# RAW RECORDS start

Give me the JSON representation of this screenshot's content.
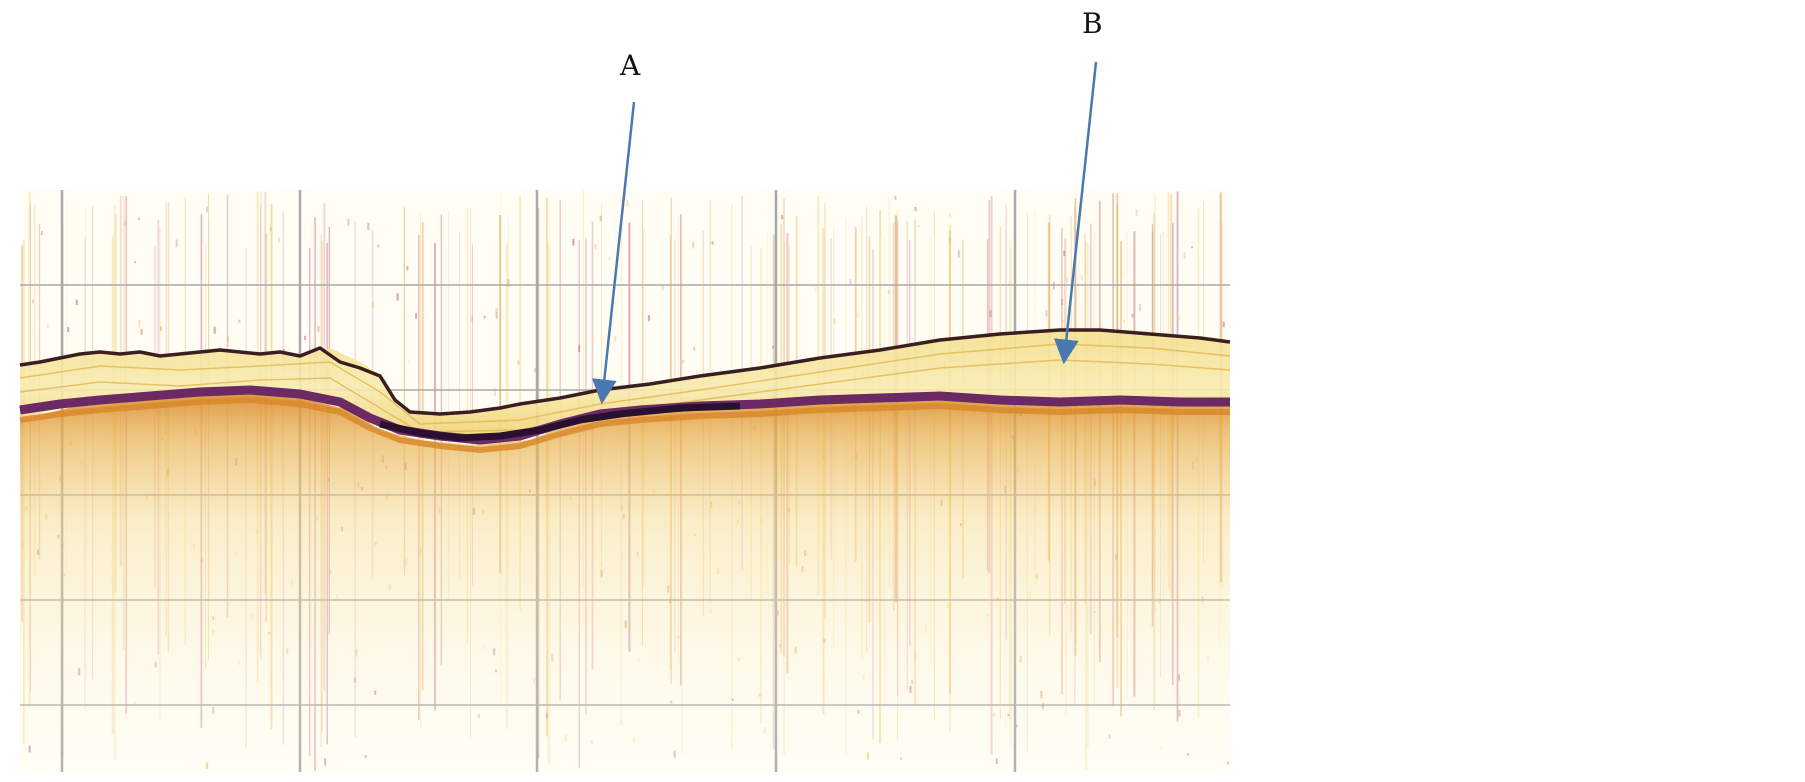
{
  "figure": {
    "description_kind": "sub-bottom echogram",
    "annotations": [
      {
        "id": "A",
        "text": "A"
      },
      {
        "id": "B",
        "text": "B"
      }
    ],
    "colors": {
      "background": "#ffffff",
      "echogram_base": "#fffdf4",
      "grid": "#a9a9a9",
      "sediment_light": "#f6e9a8",
      "sediment_mid": "#e8c860",
      "sediment_orange": "#d88a2a",
      "strong_reflector": "#2a1030",
      "reflector_purple": "#6b2a63",
      "arrow": "#4a78b0"
    }
  }
}
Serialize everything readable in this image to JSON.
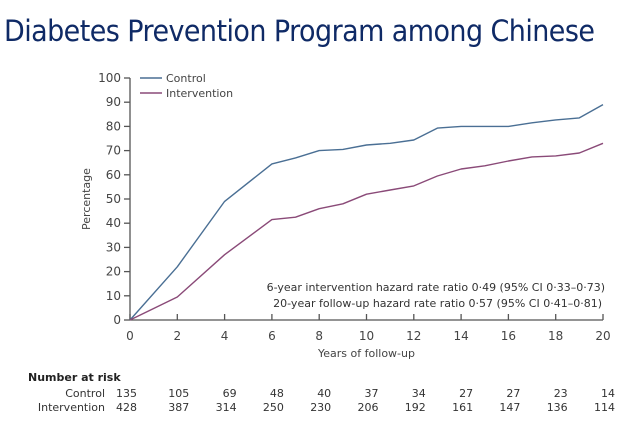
{
  "slide": {
    "title": "Diabetes Prevention Program among Chinese"
  },
  "chart_data": {
    "type": "line",
    "title": "Diabetes Prevention Program among Chinese",
    "xlabel": "Years of follow-up",
    "ylabel": "Percentage",
    "xlim": [
      0,
      20
    ],
    "ylim": [
      0,
      100
    ],
    "xticks": [
      0,
      2,
      4,
      6,
      8,
      10,
      12,
      14,
      16,
      18,
      20
    ],
    "yticks": [
      0,
      10,
      20,
      30,
      40,
      50,
      60,
      70,
      80,
      90,
      100
    ],
    "grid": false,
    "legend_position": "top-left",
    "colors": {
      "Control": "#4a6f94",
      "Intervention": "#8a4a78"
    },
    "series": [
      {
        "name": "Control",
        "x": [
          0,
          2,
          4,
          6,
          7,
          8,
          9,
          10,
          11,
          12,
          13,
          14,
          15,
          16,
          17,
          18,
          19,
          20
        ],
        "y": [
          0,
          22,
          49,
          64.5,
          67,
          70,
          70.5,
          72.3,
          73,
          74.4,
          79.3,
          80,
          80,
          80,
          81.5,
          82.7,
          83.5,
          89
        ]
      },
      {
        "name": "Intervention",
        "x": [
          0,
          2,
          4,
          6,
          7,
          8,
          9,
          10,
          11,
          12,
          13,
          14,
          15,
          16,
          17,
          18,
          19,
          20
        ],
        "y": [
          0,
          9.5,
          27,
          41.5,
          42.5,
          46,
          48,
          52,
          53.7,
          55.4,
          59.5,
          62.4,
          63.7,
          65.7,
          67.4,
          67.8,
          69,
          73
        ]
      }
    ],
    "annotations": [
      "6-year intervention hazard rate ratio 0·49 (95% CI 0·33–0·73)",
      "20-year follow-up hazard rate ratio 0·57 (95% CI 0·41–0·81)"
    ],
    "risk_table": {
      "heading": "Number at risk",
      "years": [
        0,
        2,
        4,
        6,
        8,
        10,
        12,
        14,
        16,
        18,
        20
      ],
      "rows": [
        {
          "label": "Control",
          "values": [
            135,
            105,
            69,
            48,
            40,
            37,
            34,
            27,
            27,
            23,
            14
          ]
        },
        {
          "label": "Intervention",
          "values": [
            428,
            387,
            314,
            250,
            230,
            206,
            192,
            161,
            147,
            136,
            114
          ]
        }
      ]
    }
  }
}
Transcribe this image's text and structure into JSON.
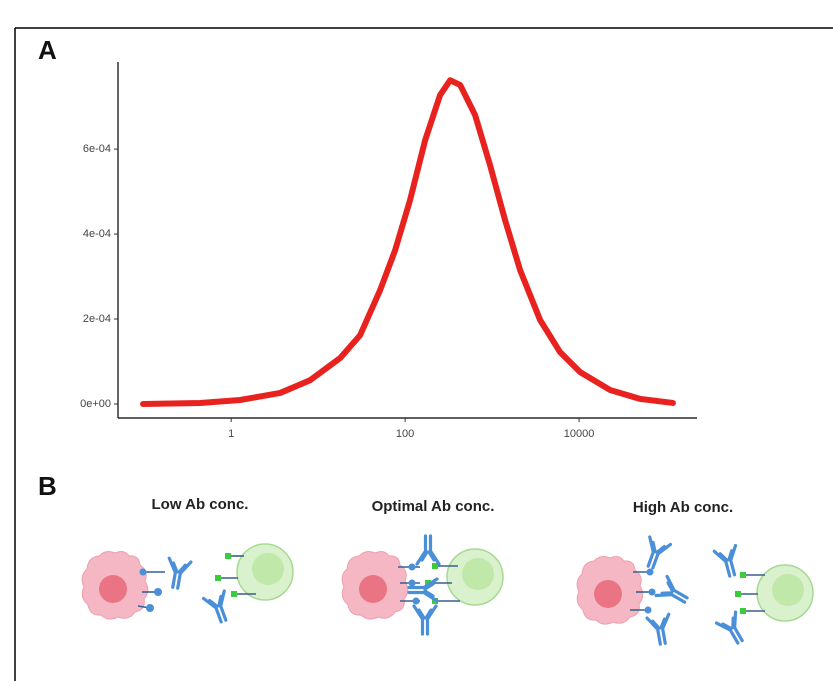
{
  "chart_data": {
    "type": "line",
    "x_scale": "log",
    "x": [
      0.097,
      0.44,
      1.27,
      3.66,
      8.1,
      17.9,
      30.4,
      51.6,
      76.8,
      114,
      170,
      252,
      329,
      429,
      638,
      948,
      1410,
      2100,
      3560,
      6050,
      10300,
      22700,
      50200,
      120000
    ],
    "values": [
      0,
      2.4e-06,
      9.4e-06,
      2.6e-05,
      5.6e-05,
      0.000108,
      0.000162,
      0.000268,
      0.000362,
      0.00048,
      0.000621,
      0.000727,
      0.000762,
      0.000751,
      0.00068,
      0.000562,
      0.000433,
      0.000315,
      0.000198,
      0.000122,
      7.5e-05,
      3.3e-05,
      1.2e-05,
      2.4e-06
    ],
    "color": "#e8231f",
    "xlim": [
      0.05,
      227000
    ],
    "xticks": [
      1,
      100,
      10000
    ],
    "ylim": [
      -3.3e-05,
      0.000805
    ],
    "yticks": [
      {
        "value": 0,
        "label": "0e+00"
      },
      {
        "value": 0.0002,
        "label": "2e-04"
      },
      {
        "value": 0.0004,
        "label": "4e-04"
      },
      {
        "value": 0.0006,
        "label": "6e-04"
      }
    ]
  },
  "panel_labels": [
    "A",
    "B"
  ],
  "diagram": {
    "conditions": [
      "Low Ab conc.",
      "Optimal Ab conc.",
      "High Ab conc."
    ]
  }
}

# RAW RECORDS end

Reproduce the full material exactly, excluding the pictures.

Give me the JSON representation of this screenshot's content.
{
  "figure": {
    "description_kind": "sub-bottom echogram",
    "annotations": [
      {
        "id": "A",
        "text": "A"
      },
      {
        "id": "B",
        "text": "B"
      }
    ],
    "colors": {
      "background": "#ffffff",
      "echogram_base": "#fffdf4",
      "grid": "#a9a9a9",
      "sediment_light": "#f6e9a8",
      "sediment_mid": "#e8c860",
      "sediment_orange": "#d88a2a",
      "strong_reflector": "#2a1030",
      "reflector_purple": "#6b2a63",
      "arrow": "#4a78b0"
    }
  }
}
Serialize everything readable in this image to JSON.
{
  "slide": {
    "title": "Diabetes Prevention Program among Chinese"
  },
  "chart_data": {
    "type": "line",
    "title": "Diabetes Prevention Program among Chinese",
    "xlabel": "Years of follow-up",
    "ylabel": "Percentage",
    "xlim": [
      0,
      20
    ],
    "ylim": [
      0,
      100
    ],
    "xticks": [
      0,
      2,
      4,
      6,
      8,
      10,
      12,
      14,
      16,
      18,
      20
    ],
    "yticks": [
      0,
      10,
      20,
      30,
      40,
      50,
      60,
      70,
      80,
      90,
      100
    ],
    "grid": false,
    "legend_position": "top-left",
    "colors": {
      "Control": "#4a6f94",
      "Intervention": "#8a4a78"
    },
    "series": [
      {
        "name": "Control",
        "x": [
          0,
          2,
          4,
          6,
          7,
          8,
          9,
          10,
          11,
          12,
          13,
          14,
          15,
          16,
          17,
          18,
          19,
          20
        ],
        "y": [
          0,
          22,
          49,
          64.5,
          67,
          70,
          70.5,
          72.3,
          73,
          74.4,
          79.3,
          80,
          80,
          80,
          81.5,
          82.7,
          83.5,
          89
        ]
      },
      {
        "name": "Intervention",
        "x": [
          0,
          2,
          4,
          6,
          7,
          8,
          9,
          10,
          11,
          12,
          13,
          14,
          15,
          16,
          17,
          18,
          19,
          20
        ],
        "y": [
          0,
          9.5,
          27,
          41.5,
          42.5,
          46,
          48,
          52,
          53.7,
          55.4,
          59.5,
          62.4,
          63.7,
          65.7,
          67.4,
          67.8,
          69,
          73
        ]
      }
    ],
    "annotations": [
      "6-year intervention hazard rate ratio 0·49 (95% CI 0·33–0·73)",
      "20-year follow-up hazard rate ratio 0·57 (95% CI 0·41–0·81)"
    ],
    "risk_table": {
      "heading": "Number at risk",
      "years": [
        0,
        2,
        4,
        6,
        8,
        10,
        12,
        14,
        16,
        18,
        20
      ],
      "rows": [
        {
          "label": "Control",
          "values": [
            135,
            105,
            69,
            48,
            40,
            37,
            34,
            27,
            27,
            23,
            14
          ]
        },
        {
          "label": "Intervention",
          "values": [
            428,
            387,
            314,
            250,
            230,
            206,
            192,
            161,
            147,
            136,
            114
          ]
        }
      ]
    }
  }
}
Transcribe this image's text and structure into JSON.
{
  "chart_data": {
    "type": "line",
    "x_scale": "log",
    "x": [
      0.097,
      0.44,
      1.27,
      3.66,
      8.1,
      17.9,
      30.4,
      51.6,
      76.8,
      114,
      170,
      252,
      329,
      429,
      638,
      948,
      1410,
      2100,
      3560,
      6050,
      10300,
      22700,
      50200,
      120000
    ],
    "values": [
      0,
      2.4e-06,
      9.4e-06,
      2.6e-05,
      5.6e-05,
      0.000108,
      0.000162,
      0.000268,
      0.000362,
      0.00048,
      0.000621,
      0.000727,
      0.000762,
      0.000751,
      0.00068,
      0.000562,
      0.000433,
      0.000315,
      0.000198,
      0.000122,
      7.5e-05,
      3.3e-05,
      1.2e-05,
      2.4e-06
    ],
    "color": "#e8231f",
    "xlim": [
      0.05,
      227000
    ],
    "xticks": [
      1,
      100,
      10000
    ],
    "ylim": [
      -3.3e-05,
      0.000805
    ],
    "yticks": [
      {
        "value": 0,
        "label": "0e+00"
      },
      {
        "value": 0.0002,
        "label": "2e-04"
      },
      {
        "value": 0.0004,
        "label": "4e-04"
      },
      {
        "value": 0.0006,
        "label": "6e-04"
      }
    ]
  },
  "panel_labels": [
    "A",
    "B"
  ],
  "diagram": {
    "conditions": [
      "Low Ab conc.",
      "Optimal Ab conc.",
      "High Ab conc."
    ]
  }
}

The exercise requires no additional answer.